------ DATA

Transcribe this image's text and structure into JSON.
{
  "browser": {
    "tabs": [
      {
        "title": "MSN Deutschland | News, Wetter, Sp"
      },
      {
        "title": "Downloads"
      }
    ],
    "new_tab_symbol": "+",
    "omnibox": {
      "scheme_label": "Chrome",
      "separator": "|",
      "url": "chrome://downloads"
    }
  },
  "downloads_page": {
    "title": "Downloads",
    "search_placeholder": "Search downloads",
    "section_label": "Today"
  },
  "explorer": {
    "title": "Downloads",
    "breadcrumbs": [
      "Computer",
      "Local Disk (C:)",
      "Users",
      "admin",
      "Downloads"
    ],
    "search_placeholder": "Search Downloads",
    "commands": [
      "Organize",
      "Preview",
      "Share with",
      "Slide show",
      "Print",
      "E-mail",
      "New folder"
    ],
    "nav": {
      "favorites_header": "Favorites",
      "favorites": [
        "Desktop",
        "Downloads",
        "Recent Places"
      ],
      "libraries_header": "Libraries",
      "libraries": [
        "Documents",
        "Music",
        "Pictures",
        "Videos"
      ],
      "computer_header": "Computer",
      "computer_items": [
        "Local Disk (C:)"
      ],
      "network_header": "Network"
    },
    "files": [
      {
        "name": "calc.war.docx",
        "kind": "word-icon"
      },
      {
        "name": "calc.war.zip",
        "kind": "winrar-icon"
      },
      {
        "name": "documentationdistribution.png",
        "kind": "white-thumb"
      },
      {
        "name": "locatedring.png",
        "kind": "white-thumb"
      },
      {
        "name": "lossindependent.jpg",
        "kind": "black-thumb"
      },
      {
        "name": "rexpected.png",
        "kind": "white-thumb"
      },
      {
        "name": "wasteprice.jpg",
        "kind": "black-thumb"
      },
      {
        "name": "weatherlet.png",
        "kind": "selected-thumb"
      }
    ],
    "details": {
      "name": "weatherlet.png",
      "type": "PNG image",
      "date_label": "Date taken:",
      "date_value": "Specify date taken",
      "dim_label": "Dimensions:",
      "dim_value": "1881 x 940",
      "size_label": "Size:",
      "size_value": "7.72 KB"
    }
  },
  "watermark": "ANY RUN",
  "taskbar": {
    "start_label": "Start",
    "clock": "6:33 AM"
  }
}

------------

PROBLEM TO WORK ON: Print the entries exactly. Include every one.

TASK ANSWER:
Transcribe this image's text and structure into JSON.
{
  "browser": {
    "tabs": [
      {
        "title": "MSN Deutschland | News, Wetter, Sp"
      },
      {
        "title": "Downloads"
      }
    ],
    "new_tab_symbol": "+",
    "omnibox": {
      "scheme_label": "Chrome",
      "separator": "|",
      "url": "chrome://downloads"
    }
  },
  "downloads_page": {
    "title": "Downloads",
    "search_placeholder": "Search downloads",
    "section_label": "Today"
  },
  "explorer": {
    "title": "Downloads",
    "breadcrumbs": [
      "Computer",
      "Local Disk (C:)",
      "Users",
      "admin",
      "Downloads"
    ],
    "search_placeholder": "Search Downloads",
    "commands": [
      "Organize",
      "Preview",
      "Share with",
      "Slide show",
      "Print",
      "E-mail",
      "New folder"
    ],
    "nav": {
      "favorites_header": "Favorites",
      "favorites": [
        "Desktop",
        "Downloads",
        "Recent Places"
      ],
      "libraries_header": "Libraries",
      "libraries": [
        "Documents",
        "Music",
        "Pictures",
        "Videos"
      ],
      "computer_header": "Computer",
      "computer_items": [
        "Local Disk (C:)"
      ],
      "network_header": "Network"
    },
    "files": [
      {
        "name": "calc.war.docx",
        "kind": "word-icon"
      },
      {
        "name": "calc.war.zip",
        "kind": "winrar-icon"
      },
      {
        "name": "documentationdistribution.png",
        "kind": "white-thumb"
      },
      {
        "name": "locatedring.png",
        "kind": "white-thumb"
      },
      {
        "name": "lossindependent.jpg",
        "kind": "black-thumb"
      },
      {
        "name": "rexpected.png",
        "kind": "white-thumb"
      },
      {
        "name": "wasteprice.jpg",
        "kind": "black-thumb"
      },
      {
        "name": "weatherlet.png",
        "kind": "selected-thumb"
      }
    ],
    "details": {
      "name": "weatherlet.png",
      "type": "PNG image",
      "date_label": "Date taken:",
      "date_value": "Specify date taken",
      "dim_label": "Dimensions:",
      "dim_value": "1881 x 940",
      "size_label": "Size:",
      "size_value": "7.72 KB"
    }
  },
  "watermark": "ANY RUN",
  "taskbar": {
    "start_label": "Start",
    "clock": "6:33 AM"
  }
}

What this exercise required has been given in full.